##### TEXTO SELECCIONADO

-Occidente se
desoccidentaliza-
La
calidad de vida viene sufriendo un importante crecimiento desde hace 80 años.
Tras la última gran guerra -la guerra civil en el caso de España-, no ha hecho
más que crecer y crecer. Y, como bien sabemos desde marzo, las curvas -las
famosas curvas- se aplanan, y en este siglo alcanzaremos el pico de la de un
sistema donde occidente manda y donde el estado de derecho y del bienestar dará
paso a Dios sabe qué.
Esto es lo que se
conoce como “decadencia del Imperio”; y no me refiero a “la Guerra de las Galaxias”,
sino a Occidente, al que mantiene al Atlántico como centro del mundo y de la
globalización. Me explico, los romanos se acomodaron y todo se acabó; y lo
mismo pasó con España, los virreinatos se fueron de madre y todo se volvió a ir
al carajo. Ahora vivimos en Europa, el viejo continente, con una economía ya
por debajo de la de India, unas pirámides demográficas invertidas que se
asemejan más a botijos y unos flujos migratorios insostenibles que la ahogan y
la dividen. Y por si no fuera poco, a esto se le suma el lento y silencioso
marchitamiento que padecen la UE e incluso la OTAN; porque cuando todo va mal,
el gasto en defensa aumenta. Y fíjense, el de EEUU está creciendo, pero el de
China y la India se está triplicando. Todo esto se puede resumir en tres
palabras: Occidente se desoccidentaliza.

##########
##### CONJUNTO DE ENTRADAS

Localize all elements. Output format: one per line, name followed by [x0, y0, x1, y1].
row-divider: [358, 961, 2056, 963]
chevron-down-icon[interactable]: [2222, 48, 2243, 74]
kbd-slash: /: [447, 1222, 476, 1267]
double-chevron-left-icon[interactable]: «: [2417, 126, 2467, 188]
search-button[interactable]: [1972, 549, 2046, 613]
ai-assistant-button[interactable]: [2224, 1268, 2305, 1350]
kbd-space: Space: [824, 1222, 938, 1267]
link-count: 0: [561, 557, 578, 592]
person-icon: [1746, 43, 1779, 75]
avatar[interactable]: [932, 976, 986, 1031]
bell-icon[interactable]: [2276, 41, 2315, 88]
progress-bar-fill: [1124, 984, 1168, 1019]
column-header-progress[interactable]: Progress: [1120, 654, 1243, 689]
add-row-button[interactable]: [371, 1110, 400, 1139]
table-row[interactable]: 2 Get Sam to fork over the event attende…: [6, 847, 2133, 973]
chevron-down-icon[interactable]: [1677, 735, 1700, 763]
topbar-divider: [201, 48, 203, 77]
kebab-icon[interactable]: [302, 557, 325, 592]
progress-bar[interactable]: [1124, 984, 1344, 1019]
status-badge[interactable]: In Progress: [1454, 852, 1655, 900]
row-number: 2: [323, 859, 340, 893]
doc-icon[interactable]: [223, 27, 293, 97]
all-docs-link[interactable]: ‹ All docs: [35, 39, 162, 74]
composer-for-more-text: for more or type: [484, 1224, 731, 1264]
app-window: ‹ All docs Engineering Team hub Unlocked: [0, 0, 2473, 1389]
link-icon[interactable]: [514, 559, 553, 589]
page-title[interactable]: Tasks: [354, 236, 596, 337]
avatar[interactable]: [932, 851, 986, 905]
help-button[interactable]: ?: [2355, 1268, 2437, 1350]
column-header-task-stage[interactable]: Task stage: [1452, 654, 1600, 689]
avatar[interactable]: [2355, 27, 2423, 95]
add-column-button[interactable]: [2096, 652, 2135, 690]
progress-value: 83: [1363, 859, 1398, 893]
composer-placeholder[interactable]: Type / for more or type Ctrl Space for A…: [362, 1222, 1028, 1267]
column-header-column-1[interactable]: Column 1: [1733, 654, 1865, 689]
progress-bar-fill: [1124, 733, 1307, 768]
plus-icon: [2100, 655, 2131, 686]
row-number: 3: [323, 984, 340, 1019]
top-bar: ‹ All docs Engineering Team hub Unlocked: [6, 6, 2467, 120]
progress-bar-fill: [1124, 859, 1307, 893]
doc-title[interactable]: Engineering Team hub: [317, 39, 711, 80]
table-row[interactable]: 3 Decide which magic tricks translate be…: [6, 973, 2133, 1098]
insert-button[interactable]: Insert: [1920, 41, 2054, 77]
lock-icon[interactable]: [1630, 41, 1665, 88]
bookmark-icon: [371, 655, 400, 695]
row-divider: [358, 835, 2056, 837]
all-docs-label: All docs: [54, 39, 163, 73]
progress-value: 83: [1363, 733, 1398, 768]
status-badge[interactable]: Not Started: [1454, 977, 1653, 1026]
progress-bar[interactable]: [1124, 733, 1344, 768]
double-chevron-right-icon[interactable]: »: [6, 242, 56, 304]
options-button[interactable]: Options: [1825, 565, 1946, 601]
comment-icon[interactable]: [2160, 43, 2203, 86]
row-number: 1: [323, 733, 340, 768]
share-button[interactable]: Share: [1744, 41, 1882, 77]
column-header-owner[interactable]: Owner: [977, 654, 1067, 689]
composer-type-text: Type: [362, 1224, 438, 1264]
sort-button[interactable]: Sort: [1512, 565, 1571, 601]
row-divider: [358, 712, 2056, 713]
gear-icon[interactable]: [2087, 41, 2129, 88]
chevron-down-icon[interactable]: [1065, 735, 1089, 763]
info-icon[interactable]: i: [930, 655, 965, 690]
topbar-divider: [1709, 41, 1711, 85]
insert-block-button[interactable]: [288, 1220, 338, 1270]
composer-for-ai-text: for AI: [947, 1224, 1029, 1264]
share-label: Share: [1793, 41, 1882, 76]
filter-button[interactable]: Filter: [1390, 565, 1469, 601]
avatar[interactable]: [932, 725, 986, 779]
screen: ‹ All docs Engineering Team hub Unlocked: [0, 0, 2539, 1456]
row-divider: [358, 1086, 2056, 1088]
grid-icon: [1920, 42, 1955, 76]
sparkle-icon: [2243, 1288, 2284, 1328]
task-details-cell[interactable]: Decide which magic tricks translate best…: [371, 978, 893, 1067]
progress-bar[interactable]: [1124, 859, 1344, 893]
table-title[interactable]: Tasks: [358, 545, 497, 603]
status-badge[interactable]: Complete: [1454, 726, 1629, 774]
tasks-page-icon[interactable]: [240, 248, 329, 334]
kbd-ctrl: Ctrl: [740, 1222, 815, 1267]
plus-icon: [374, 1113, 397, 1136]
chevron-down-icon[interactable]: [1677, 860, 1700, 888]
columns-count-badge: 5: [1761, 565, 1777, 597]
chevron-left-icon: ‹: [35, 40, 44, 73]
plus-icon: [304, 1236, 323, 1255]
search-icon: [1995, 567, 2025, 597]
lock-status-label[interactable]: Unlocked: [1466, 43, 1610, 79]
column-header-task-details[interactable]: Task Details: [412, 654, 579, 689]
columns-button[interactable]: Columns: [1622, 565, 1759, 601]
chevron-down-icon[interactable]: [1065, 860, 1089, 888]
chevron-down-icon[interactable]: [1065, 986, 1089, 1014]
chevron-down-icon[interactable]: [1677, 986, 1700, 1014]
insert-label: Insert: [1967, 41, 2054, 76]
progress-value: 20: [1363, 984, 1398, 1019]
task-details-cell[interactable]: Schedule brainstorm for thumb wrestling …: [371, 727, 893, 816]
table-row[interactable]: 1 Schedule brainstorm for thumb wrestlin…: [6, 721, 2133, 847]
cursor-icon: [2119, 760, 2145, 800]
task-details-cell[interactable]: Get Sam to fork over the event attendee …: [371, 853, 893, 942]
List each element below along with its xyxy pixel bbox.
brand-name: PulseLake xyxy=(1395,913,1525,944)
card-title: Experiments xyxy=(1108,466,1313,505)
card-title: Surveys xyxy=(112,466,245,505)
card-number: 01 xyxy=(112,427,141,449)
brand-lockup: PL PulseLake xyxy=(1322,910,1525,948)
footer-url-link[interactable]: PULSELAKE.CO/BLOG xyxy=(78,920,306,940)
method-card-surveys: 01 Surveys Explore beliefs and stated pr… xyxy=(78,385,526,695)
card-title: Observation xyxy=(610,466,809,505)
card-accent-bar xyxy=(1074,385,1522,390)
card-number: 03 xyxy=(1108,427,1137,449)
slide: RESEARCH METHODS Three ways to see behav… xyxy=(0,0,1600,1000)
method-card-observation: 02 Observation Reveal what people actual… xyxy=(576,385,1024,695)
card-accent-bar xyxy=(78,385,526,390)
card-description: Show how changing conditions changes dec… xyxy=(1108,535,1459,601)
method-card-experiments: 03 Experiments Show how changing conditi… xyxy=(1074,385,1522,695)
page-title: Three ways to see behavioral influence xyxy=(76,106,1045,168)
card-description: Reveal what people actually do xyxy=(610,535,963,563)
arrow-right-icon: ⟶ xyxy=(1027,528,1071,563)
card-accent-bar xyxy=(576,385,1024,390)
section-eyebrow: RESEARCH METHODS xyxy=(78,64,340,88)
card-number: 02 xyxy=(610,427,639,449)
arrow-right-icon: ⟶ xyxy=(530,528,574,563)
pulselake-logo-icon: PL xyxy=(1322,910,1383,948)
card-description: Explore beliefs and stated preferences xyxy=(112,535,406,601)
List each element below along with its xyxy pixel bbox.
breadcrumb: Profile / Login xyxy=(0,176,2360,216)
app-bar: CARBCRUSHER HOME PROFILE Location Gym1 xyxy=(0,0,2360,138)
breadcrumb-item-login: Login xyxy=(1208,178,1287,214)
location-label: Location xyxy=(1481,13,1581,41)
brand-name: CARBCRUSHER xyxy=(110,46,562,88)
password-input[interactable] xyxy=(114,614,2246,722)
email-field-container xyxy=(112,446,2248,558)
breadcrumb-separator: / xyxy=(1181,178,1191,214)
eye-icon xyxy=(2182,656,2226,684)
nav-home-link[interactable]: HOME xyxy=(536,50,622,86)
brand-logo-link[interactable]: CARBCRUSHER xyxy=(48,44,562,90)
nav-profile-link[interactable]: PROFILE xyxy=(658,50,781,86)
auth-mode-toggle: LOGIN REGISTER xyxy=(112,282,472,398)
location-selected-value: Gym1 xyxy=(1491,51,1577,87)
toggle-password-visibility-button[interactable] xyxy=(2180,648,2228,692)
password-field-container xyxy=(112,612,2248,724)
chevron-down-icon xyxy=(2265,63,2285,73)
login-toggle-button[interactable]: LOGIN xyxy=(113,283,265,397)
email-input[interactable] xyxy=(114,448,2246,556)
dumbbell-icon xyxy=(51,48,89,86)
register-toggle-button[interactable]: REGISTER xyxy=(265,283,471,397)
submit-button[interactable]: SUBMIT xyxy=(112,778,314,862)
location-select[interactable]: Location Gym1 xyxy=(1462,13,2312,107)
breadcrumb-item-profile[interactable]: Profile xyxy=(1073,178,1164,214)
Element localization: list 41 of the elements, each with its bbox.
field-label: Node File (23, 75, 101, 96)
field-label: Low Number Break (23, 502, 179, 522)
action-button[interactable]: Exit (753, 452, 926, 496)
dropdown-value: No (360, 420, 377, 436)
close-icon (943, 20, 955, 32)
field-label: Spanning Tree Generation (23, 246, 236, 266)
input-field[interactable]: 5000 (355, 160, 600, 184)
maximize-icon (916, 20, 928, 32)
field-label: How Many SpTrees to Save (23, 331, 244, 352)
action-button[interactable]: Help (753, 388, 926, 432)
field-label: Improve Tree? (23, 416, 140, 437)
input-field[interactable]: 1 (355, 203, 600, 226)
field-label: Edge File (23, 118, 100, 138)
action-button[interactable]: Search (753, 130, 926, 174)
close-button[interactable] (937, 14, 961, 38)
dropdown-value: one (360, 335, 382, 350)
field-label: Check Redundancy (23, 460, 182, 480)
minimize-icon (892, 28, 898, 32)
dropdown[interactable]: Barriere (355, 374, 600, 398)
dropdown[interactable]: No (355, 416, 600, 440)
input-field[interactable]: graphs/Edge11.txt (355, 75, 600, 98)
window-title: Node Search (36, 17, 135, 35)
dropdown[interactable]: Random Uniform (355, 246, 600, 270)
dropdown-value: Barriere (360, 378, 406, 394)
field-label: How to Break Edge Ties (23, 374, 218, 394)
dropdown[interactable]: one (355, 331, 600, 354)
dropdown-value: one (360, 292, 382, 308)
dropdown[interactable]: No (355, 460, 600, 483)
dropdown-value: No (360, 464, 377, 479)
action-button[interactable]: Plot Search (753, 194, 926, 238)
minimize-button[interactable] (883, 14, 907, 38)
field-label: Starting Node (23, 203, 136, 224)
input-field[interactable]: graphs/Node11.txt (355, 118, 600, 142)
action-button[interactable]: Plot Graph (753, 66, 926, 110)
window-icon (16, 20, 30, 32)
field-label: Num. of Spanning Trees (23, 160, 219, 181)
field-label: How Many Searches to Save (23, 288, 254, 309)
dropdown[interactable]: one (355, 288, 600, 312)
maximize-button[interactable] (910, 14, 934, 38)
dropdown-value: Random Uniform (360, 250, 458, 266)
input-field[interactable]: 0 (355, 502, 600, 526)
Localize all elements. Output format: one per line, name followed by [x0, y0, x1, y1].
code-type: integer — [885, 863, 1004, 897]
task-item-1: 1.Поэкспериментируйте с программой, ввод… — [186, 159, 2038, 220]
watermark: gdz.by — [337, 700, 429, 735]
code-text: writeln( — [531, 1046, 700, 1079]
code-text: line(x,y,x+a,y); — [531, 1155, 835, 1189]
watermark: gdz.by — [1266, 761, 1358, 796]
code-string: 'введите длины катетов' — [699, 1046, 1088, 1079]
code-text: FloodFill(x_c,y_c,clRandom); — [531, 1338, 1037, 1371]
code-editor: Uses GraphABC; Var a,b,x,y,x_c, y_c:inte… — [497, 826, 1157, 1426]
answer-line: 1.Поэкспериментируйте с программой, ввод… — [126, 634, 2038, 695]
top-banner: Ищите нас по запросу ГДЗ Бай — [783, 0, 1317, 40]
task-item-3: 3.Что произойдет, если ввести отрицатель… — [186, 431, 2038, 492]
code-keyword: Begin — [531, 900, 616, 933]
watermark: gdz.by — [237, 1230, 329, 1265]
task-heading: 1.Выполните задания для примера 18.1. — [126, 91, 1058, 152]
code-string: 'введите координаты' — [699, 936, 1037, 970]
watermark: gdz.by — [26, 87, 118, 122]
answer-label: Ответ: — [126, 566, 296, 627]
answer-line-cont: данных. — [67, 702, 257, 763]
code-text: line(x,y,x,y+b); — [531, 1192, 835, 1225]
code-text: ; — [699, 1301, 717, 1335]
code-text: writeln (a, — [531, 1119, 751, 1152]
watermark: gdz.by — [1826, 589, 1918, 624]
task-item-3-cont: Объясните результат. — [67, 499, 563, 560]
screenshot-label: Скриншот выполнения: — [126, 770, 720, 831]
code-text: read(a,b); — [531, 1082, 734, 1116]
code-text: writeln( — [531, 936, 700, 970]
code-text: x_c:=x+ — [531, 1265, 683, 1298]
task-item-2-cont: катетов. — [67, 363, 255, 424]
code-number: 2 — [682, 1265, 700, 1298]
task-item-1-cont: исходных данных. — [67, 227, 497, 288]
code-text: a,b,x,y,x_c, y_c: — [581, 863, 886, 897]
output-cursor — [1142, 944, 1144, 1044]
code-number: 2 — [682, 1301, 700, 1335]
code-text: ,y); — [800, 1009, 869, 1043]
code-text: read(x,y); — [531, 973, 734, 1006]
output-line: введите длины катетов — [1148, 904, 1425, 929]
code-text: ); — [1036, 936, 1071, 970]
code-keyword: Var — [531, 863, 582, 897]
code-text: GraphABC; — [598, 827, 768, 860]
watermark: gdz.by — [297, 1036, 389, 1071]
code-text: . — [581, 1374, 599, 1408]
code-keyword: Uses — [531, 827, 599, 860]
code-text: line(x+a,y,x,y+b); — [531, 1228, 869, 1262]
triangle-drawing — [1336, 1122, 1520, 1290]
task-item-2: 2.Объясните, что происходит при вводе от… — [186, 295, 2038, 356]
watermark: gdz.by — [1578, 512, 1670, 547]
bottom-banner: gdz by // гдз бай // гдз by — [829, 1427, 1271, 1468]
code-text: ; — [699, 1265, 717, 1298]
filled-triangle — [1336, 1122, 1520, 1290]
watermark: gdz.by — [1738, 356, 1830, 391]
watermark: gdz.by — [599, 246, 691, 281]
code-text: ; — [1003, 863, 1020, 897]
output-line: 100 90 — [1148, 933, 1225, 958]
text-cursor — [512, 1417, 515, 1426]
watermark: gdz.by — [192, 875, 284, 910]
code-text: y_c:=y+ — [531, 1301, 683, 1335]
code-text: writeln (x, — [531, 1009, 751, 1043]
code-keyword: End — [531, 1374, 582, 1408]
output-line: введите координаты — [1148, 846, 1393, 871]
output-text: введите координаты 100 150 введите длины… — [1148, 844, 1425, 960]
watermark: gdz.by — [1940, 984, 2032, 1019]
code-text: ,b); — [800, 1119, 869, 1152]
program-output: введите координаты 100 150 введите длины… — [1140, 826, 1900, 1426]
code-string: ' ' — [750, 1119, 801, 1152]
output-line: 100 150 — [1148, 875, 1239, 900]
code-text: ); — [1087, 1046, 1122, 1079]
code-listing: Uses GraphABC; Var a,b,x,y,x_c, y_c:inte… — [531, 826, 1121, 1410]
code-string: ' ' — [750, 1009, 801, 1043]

##########

APLICA LO LEÍDO:
- a) Imprime el fragmento del texto sobre el declive de Occidente que va desde "-Occidente se" hasta "Dios sabe qué.", ambos incluidos.
- b) Según el texto sobre el declive de Occidente, ¿el gasto en defensa de qué países se está triplicando?
Las entradas no desempeñan ningún papel aquí.

SOLUCIONES PROPUESTAS:
- a)
-Occidente se
desoccidentaliza-
La
calidad de vida viene sufriendo un importante crecimiento desde hace 80 años.
Tras la última gran guerra -la guerra civil en el caso de España-, no ha hecho
más que crecer y crecer. Y, como bien sabemos desde marzo, las curvas -las
famosas curvas- se aplanan, y en este siglo alcanzaremos el pico de la de un
sistema donde occidente manda y donde el estado de derecho y del bienestar dará
paso a Dios sabe qué.

- b) El de China y la India.